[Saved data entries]
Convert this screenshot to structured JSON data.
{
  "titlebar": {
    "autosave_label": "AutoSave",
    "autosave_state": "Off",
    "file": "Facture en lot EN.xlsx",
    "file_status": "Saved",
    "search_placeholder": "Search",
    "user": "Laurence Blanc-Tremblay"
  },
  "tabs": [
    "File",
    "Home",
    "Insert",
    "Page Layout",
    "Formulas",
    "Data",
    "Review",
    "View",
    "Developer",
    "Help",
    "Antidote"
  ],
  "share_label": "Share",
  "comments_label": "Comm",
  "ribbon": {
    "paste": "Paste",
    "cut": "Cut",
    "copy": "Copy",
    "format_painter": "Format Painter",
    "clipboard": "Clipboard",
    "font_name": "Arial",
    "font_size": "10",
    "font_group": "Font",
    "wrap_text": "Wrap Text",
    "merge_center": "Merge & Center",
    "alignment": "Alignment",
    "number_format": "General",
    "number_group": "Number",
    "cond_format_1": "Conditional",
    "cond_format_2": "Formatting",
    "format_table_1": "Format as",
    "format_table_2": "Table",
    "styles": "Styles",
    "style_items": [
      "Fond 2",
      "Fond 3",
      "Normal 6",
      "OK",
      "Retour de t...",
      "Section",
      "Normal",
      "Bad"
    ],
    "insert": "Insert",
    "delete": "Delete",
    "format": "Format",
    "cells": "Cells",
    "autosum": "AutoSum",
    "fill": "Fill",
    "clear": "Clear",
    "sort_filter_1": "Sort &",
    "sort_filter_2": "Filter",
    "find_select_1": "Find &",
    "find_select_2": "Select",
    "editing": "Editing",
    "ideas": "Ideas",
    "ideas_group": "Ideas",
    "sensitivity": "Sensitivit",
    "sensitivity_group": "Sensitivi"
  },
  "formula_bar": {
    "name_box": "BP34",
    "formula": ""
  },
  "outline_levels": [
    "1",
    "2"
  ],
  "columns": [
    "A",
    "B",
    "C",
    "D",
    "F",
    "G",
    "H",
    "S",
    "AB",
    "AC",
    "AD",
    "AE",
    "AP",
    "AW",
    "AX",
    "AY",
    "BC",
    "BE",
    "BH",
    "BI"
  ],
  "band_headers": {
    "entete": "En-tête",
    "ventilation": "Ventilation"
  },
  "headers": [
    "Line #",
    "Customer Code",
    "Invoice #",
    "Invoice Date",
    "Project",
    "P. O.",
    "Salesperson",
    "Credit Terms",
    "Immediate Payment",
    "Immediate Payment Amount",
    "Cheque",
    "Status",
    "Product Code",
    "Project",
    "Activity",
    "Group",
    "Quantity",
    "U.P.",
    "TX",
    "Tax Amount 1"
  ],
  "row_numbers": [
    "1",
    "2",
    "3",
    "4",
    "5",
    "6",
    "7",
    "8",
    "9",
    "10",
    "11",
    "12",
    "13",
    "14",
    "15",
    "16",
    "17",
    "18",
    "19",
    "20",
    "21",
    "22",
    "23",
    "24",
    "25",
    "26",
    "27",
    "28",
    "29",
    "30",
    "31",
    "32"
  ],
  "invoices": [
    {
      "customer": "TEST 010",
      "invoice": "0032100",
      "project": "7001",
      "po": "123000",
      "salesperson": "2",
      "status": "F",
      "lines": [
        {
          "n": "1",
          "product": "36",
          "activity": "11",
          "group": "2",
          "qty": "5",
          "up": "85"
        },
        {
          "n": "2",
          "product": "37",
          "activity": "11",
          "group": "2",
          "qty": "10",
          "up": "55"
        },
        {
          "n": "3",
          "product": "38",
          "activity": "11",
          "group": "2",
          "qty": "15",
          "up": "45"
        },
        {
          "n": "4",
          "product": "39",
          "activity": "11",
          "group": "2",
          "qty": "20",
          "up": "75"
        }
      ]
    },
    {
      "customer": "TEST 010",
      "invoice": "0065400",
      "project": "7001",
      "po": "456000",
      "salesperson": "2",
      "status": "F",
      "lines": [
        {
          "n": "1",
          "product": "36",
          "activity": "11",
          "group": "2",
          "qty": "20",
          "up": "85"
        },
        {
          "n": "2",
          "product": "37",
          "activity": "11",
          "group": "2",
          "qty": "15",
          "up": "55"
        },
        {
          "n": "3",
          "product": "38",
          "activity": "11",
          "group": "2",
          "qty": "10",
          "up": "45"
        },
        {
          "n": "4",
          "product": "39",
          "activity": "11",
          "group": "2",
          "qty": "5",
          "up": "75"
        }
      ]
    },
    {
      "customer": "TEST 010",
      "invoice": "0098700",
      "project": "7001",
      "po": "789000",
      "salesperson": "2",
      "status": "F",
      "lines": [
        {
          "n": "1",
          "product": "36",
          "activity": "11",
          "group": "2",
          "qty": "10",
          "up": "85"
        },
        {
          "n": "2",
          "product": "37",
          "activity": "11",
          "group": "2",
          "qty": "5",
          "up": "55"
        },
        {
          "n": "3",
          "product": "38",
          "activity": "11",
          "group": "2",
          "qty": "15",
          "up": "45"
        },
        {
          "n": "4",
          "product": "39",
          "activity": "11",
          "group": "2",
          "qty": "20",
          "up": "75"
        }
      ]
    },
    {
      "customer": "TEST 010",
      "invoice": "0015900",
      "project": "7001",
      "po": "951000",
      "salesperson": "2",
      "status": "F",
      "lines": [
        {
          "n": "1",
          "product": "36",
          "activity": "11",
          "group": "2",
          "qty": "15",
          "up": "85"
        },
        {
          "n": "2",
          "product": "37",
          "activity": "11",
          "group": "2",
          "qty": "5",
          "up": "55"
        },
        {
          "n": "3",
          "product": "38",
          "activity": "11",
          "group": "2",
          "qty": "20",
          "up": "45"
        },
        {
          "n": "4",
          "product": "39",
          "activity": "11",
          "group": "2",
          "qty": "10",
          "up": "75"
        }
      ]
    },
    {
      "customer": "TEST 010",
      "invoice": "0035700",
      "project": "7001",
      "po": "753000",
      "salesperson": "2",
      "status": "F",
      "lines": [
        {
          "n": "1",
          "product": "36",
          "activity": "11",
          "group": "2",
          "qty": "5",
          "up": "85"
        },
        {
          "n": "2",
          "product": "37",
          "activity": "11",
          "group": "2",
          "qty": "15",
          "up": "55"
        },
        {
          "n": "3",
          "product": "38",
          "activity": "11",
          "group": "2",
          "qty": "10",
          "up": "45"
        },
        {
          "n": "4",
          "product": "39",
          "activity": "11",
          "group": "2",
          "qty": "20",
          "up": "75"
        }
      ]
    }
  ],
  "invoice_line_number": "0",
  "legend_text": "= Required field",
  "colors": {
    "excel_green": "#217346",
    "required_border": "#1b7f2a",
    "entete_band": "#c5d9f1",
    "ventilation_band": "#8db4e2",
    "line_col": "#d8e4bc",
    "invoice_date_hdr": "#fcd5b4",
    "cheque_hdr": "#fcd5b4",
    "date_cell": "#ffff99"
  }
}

# EXERCISE:
Each record above must be given again exactly.

# FULL SOLUTION:
Convert this screenshot to structured JSON data.
{
  "titlebar": {
    "autosave_label": "AutoSave",
    "autosave_state": "Off",
    "file": "Facture en lot EN.xlsx",
    "file_status": "Saved",
    "search_placeholder": "Search",
    "user": "Laurence Blanc-Tremblay"
  },
  "tabs": [
    "File",
    "Home",
    "Insert",
    "Page Layout",
    "Formulas",
    "Data",
    "Review",
    "View",
    "Developer",
    "Help",
    "Antidote"
  ],
  "share_label": "Share",
  "comments_label": "Comm",
  "ribbon": {
    "paste": "Paste",
    "cut": "Cut",
    "copy": "Copy",
    "format_painter": "Format Painter",
    "clipboard": "Clipboard",
    "font_name": "Arial",
    "font_size": "10",
    "font_group": "Font",
    "wrap_text": "Wrap Text",
    "merge_center": "Merge & Center",
    "alignment": "Alignment",
    "number_format": "General",
    "number_group": "Number",
    "cond_format_1": "Conditional",
    "cond_format_2": "Formatting",
    "format_table_1": "Format as",
    "format_table_2": "Table",
    "styles": "Styles",
    "style_items": [
      "Fond 2",
      "Fond 3",
      "Normal 6",
      "OK",
      "Retour de t...",
      "Section",
      "Normal",
      "Bad"
    ],
    "insert": "Insert",
    "delete": "Delete",
    "format": "Format",
    "cells": "Cells",
    "autosum": "AutoSum",
    "fill": "Fill",
    "clear": "Clear",
    "sort_filter_1": "Sort &",
    "sort_filter_2": "Filter",
    "find_select_1": "Find &",
    "find_select_2": "Select",
    "editing": "Editing",
    "ideas": "Ideas",
    "ideas_group": "Ideas",
    "sensitivity": "Sensitivit",
    "sensitivity_group": "Sensitivi"
  },
  "formula_bar": {
    "name_box": "BP34",
    "formula": ""
  },
  "outline_levels": [
    "1",
    "2"
  ],
  "columns": [
    "A",
    "B",
    "C",
    "D",
    "F",
    "G",
    "H",
    "S",
    "AB",
    "AC",
    "AD",
    "AE",
    "AP",
    "AW",
    "AX",
    "AY",
    "BC",
    "BE",
    "BH",
    "BI"
  ],
  "band_headers": {
    "entete": "En-tête",
    "ventilation": "Ventilation"
  },
  "headers": [
    "Line #",
    "Customer Code",
    "Invoice #",
    "Invoice Date",
    "Project",
    "P. O.",
    "Salesperson",
    "Credit Terms",
    "Immediate Payment",
    "Immediate Payment Amount",
    "Cheque",
    "Status",
    "Product Code",
    "Project",
    "Activity",
    "Group",
    "Quantity",
    "U.P.",
    "TX",
    "Tax Amount 1"
  ],
  "row_numbers": [
    "1",
    "2",
    "3",
    "4",
    "5",
    "6",
    "7",
    "8",
    "9",
    "10",
    "11",
    "12",
    "13",
    "14",
    "15",
    "16",
    "17",
    "18",
    "19",
    "20",
    "21",
    "22",
    "23",
    "24",
    "25",
    "26",
    "27",
    "28",
    "29",
    "30",
    "31",
    "32"
  ],
  "invoices": [
    {
      "customer": "TEST 010",
      "invoice": "0032100",
      "project": "7001",
      "po": "123000",
      "salesperson": "2",
      "status": "F",
      "lines": [
        {
          "n": "1",
          "product": "36",
          "activity": "11",
          "group": "2",
          "qty": "5",
          "up": "85"
        },
        {
          "n": "2",
          "product": "37",
          "activity": "11",
          "group": "2",
          "qty": "10",
          "up": "55"
        },
        {
          "n": "3",
          "product": "38",
          "activity": "11",
          "group": "2",
          "qty": "15",
          "up": "45"
        },
        {
          "n": "4",
          "product": "39",
          "activity": "11",
          "group": "2",
          "qty": "20",
          "up": "75"
        }
      ]
    },
    {
      "customer": "TEST 010",
      "invoice": "0065400",
      "project": "7001",
      "po": "456000",
      "salesperson": "2",
      "status": "F",
      "lines": [
        {
          "n": "1",
          "product": "36",
          "activity": "11",
          "group": "2",
          "qty": "20",
          "up": "85"
        },
        {
          "n": "2",
          "product": "37",
          "activity": "11",
          "group": "2",
          "qty": "15",
          "up": "55"
        },
        {
          "n": "3",
          "product": "38",
          "activity": "11",
          "group": "2",
          "qty": "10",
          "up": "45"
        },
        {
          "n": "4",
          "product": "39",
          "activity": "11",
          "group": "2",
          "qty": "5",
          "up": "75"
        }
      ]
    },
    {
      "customer": "TEST 010",
      "invoice": "0098700",
      "project": "7001",
      "po": "789000",
      "salesperson": "2",
      "status": "F",
      "lines": [
        {
          "n": "1",
          "product": "36",
          "activity": "11",
          "group": "2",
          "qty": "10",
          "up": "85"
        },
        {
          "n": "2",
          "product": "37",
          "activity": "11",
          "group": "2",
          "qty": "5",
          "up": "55"
        },
        {
          "n": "3",
          "product": "38",
          "activity": "11",
          "group": "2",
          "qty": "15",
          "up": "45"
        },
        {
          "n": "4",
          "product": "39",
          "activity": "11",
          "group": "2",
          "qty": "20",
          "up": "75"
        }
      ]
    },
    {
      "customer": "TEST 010",
      "invoice": "0015900",
      "project": "7001",
      "po": "951000",
      "salesperson": "2",
      "status": "F",
      "lines": [
        {
          "n": "1",
          "product": "36",
          "activity": "11",
          "group": "2",
          "qty": "15",
          "up": "85"
        },
        {
          "n": "2",
          "product": "37",
          "activity": "11",
          "group": "2",
          "qty": "5",
          "up": "55"
        },
        {
          "n": "3",
          "product": "38",
          "activity": "11",
          "group": "2",
          "qty": "20",
          "up": "45"
        },
        {
          "n": "4",
          "product": "39",
          "activity": "11",
          "group": "2",
          "qty": "10",
          "up": "75"
        }
      ]
    },
    {
      "customer": "TEST 010",
      "invoice": "0035700",
      "project": "7001",
      "po": "753000",
      "salesperson": "2",
      "status": "F",
      "lines": [
        {
          "n": "1",
          "product": "36",
          "activity": "11",
          "group": "2",
          "qty": "5",
          "up": "85"
        },
        {
          "n": "2",
          "product": "37",
          "activity": "11",
          "group": "2",
          "qty": "15",
          "up": "55"
        },
        {
          "n": "3",
          "product": "38",
          "activity": "11",
          "group": "2",
          "qty": "10",
          "up": "45"
        },
        {
          "n": "4",
          "product": "39",
          "activity": "11",
          "group": "2",
          "qty": "20",
          "up": "75"
        }
      ]
    }
  ],
  "invoice_line_number": "0",
  "legend_text": "= Required field",
  "colors": {
    "excel_green": "#217346",
    "required_border": "#1b7f2a",
    "entete_band": "#c5d9f1",
    "ventilation_band": "#8db4e2",
    "line_col": "#d8e4bc",
    "invoice_date_hdr": "#fcd5b4",
    "cheque_hdr": "#fcd5b4",
    "date_cell": "#ffff99"
  }
}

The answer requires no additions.